Task statement:
The records below must be duplicated exactly, character for character.
start
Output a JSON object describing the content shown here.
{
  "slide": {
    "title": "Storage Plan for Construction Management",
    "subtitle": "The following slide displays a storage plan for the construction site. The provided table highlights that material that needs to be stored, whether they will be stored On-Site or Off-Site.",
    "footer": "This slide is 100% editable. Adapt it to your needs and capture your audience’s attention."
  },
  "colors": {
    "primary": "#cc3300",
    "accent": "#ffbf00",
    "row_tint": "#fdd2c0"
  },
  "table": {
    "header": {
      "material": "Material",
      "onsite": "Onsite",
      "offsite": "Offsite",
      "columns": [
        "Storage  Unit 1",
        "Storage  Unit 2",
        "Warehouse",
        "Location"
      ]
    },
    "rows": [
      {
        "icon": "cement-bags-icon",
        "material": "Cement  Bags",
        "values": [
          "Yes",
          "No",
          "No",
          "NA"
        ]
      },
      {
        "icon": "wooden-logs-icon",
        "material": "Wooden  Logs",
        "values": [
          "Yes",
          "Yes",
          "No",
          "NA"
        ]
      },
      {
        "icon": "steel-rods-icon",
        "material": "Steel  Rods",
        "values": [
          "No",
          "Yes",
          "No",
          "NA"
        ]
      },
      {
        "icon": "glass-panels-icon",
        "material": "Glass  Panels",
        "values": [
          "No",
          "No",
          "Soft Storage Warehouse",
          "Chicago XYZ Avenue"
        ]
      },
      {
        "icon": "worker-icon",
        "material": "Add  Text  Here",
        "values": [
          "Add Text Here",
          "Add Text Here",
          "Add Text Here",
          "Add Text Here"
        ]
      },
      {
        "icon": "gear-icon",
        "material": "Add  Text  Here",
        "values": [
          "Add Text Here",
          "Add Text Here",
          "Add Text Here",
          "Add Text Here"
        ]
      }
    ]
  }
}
end
Task output:
Output a JSON object describing the content shown here.
{
  "slide": {
    "title": "Storage Plan for Construction Management",
    "subtitle": "The following slide displays a storage plan for the construction site. The provided table highlights that material that needs to be stored, whether they will be stored On-Site or Off-Site.",
    "footer": "This slide is 100% editable. Adapt it to your needs and capture your audience’s attention."
  },
  "colors": {
    "primary": "#cc3300",
    "accent": "#ffbf00",
    "row_tint": "#fdd2c0"
  },
  "table": {
    "header": {
      "material": "Material",
      "onsite": "Onsite",
      "offsite": "Offsite",
      "columns": [
        "Storage  Unit 1",
        "Storage  Unit 2",
        "Warehouse",
        "Location"
      ]
    },
    "rows": [
      {
        "icon": "cement-bags-icon",
        "material": "Cement  Bags",
        "values": [
          "Yes",
          "No",
          "No",
          "NA"
        ]
      },
      {
        "icon": "wooden-logs-icon",
        "material": "Wooden  Logs",
        "values": [
          "Yes",
          "Yes",
          "No",
          "NA"
        ]
      },
      {
        "icon": "steel-rods-icon",
        "material": "Steel  Rods",
        "values": [
          "No",
          "Yes",
          "No",
          "NA"
        ]
      },
      {
        "icon": "glass-panels-icon",
        "material": "Glass  Panels",
        "values": [
          "No",
          "No",
          "Soft Storage Warehouse",
          "Chicago XYZ Avenue"
        ]
      },
      {
        "icon": "worker-icon",
        "material": "Add  Text  Here",
        "values": [
          "Add Text Here",
          "Add Text Here",
          "Add Text Here",
          "Add Text Here"
        ]
      },
      {
        "icon": "gear-icon",
        "material": "Add  Text  Here",
        "values": [
          "Add Text Here",
          "Add Text Here",
          "Add Text Here",
          "Add Text Here"
        ]
      }
    ]
  }
}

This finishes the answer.